• **Jobs**
• 1. Write out the passage of the issue on typed text annotations between "Finish typed text" and "RUST FOR LYFE)", inclusive.
• 2. List the typed annotation names proposed in the review comment quoted in the issue on typed text annotations.

• **Document text**
#####

Finish typed text annotations from #464 (PlainTextStr / RawTextStr + DB backfill)

## Background

[PR #464](https://github.com/Morelitea/initiative/pull/464) (the post-pentest fix for CRIT-002: Stored XSS + DoS via task title/description) introduced schema-level HTML sanitisation. The original PR scoped it to `TaskBase.title` (`_strip_html`, plain text) and `TaskBase.description` (`_sanitize_html`, rich text).

In review, @LeeJMorel proposed a systemic approach:

> Sanitizing fields most definitely impacts more than just tasks. We should probably address this on a more systemic level, given it's an app that ingests a LOT of data by its nature.
>
> Ideally I'd like to make `_strip_html` / `_sanitize_html` into typed annotations: **PlainText, RichText, RawText**, etc., and then do a DB migration from `str` and maybe get a sanitizer library (I'm thinking nh3? RUST FOR LYFE)

#####

• **Entries supplied**
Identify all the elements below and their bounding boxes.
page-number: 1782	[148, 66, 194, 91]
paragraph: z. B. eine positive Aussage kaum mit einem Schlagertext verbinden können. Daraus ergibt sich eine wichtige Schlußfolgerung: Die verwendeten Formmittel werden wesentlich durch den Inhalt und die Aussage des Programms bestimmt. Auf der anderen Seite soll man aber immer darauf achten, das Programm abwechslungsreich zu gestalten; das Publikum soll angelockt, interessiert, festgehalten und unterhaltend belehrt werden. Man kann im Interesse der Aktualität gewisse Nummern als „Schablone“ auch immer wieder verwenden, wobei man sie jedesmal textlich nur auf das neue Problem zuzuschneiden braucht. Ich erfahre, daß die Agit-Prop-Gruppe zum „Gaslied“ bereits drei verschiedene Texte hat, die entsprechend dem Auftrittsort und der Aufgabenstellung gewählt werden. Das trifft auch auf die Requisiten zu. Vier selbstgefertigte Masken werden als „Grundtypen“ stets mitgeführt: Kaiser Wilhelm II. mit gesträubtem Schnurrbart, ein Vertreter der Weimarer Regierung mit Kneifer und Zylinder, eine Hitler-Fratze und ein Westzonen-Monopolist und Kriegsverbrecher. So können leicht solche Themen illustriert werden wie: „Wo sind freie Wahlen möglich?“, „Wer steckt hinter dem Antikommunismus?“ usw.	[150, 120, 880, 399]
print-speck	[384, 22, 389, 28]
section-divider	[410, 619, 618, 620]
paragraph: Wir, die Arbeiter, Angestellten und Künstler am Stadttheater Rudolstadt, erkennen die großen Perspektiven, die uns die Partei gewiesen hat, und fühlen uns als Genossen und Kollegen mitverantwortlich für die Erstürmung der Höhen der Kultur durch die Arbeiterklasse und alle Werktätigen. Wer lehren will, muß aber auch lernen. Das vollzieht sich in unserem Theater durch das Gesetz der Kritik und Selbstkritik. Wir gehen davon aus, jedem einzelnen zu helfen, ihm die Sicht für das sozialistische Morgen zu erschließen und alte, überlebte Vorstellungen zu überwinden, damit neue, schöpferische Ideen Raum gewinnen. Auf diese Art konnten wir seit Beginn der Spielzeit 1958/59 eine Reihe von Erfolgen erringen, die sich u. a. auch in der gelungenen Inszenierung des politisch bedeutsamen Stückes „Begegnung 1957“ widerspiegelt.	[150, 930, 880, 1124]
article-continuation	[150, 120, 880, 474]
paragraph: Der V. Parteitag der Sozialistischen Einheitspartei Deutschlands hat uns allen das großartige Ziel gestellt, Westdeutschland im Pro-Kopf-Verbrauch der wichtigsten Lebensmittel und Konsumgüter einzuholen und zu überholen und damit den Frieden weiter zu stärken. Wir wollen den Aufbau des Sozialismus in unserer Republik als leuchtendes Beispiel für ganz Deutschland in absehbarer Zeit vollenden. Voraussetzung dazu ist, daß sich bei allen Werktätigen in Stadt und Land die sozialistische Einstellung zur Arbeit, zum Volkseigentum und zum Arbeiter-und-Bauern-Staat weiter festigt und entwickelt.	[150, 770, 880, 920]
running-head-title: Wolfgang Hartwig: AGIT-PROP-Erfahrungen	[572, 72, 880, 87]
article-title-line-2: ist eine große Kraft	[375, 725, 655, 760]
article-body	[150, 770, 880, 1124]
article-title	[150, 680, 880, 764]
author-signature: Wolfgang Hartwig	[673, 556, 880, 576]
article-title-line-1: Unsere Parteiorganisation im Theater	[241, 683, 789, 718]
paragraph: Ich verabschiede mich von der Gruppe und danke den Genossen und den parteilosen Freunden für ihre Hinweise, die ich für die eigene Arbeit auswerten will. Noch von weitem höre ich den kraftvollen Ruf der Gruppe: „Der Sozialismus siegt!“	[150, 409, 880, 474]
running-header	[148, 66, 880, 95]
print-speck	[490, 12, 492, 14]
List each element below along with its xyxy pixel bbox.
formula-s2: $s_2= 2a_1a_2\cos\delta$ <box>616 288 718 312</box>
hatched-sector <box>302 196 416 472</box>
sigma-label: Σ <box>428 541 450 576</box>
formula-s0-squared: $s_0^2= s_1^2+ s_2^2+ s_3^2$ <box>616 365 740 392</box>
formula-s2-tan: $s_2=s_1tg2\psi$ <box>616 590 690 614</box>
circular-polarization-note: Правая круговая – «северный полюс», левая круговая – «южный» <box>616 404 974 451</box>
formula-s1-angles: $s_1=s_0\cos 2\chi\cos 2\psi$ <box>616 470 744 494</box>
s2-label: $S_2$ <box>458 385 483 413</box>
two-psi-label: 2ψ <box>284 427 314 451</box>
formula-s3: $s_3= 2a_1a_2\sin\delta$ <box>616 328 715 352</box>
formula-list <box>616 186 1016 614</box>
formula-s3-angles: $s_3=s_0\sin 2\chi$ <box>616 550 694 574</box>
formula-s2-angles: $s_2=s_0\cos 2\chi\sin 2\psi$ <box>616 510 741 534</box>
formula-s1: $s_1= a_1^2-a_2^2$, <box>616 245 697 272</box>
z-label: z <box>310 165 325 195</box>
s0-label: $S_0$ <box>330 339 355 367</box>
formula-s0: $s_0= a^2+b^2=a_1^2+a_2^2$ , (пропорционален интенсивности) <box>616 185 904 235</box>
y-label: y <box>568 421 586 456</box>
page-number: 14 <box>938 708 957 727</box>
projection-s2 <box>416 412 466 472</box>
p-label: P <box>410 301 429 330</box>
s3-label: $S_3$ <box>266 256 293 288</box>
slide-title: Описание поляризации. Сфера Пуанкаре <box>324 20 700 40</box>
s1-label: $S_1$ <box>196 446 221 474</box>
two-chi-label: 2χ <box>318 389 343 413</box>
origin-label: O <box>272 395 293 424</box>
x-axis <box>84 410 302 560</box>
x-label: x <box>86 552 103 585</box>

#####

• **Task responses**
• 1.
Finish typed text annotations from #464 (PlainTextStr / RawTextStr + DB backfill)

## Background

[PR #464](https://github.com/Morelitea/initiative/pull/464) (the post-pentest fix for CRIT-002: Stored XSS + DoS via task title/description) introduced schema-level HTML sanitisation. The original PR scoped it to `TaskBase.title` (`_strip_html`, plain text) and `TaskBase.description` (`_sanitize_html`, rich text).

In review, @LeeJMorel proposed a systemic approach:

> Sanitizing fields most definitely impacts more than just tasks. We should probably address this on a more systemic level, given it's an app that ingests a LOT of data by its nature.
>
> Ideally I'd like to make `_strip_html` / `_sanitize_html` into typed annotations: **PlainText, RichText, RawText**, etc., and then do a DB migration from `str` and maybe get a sanitizer library (I'm thinking nh3? RUST FOR LYFE)

• 2.
PlainText
RichText
RawText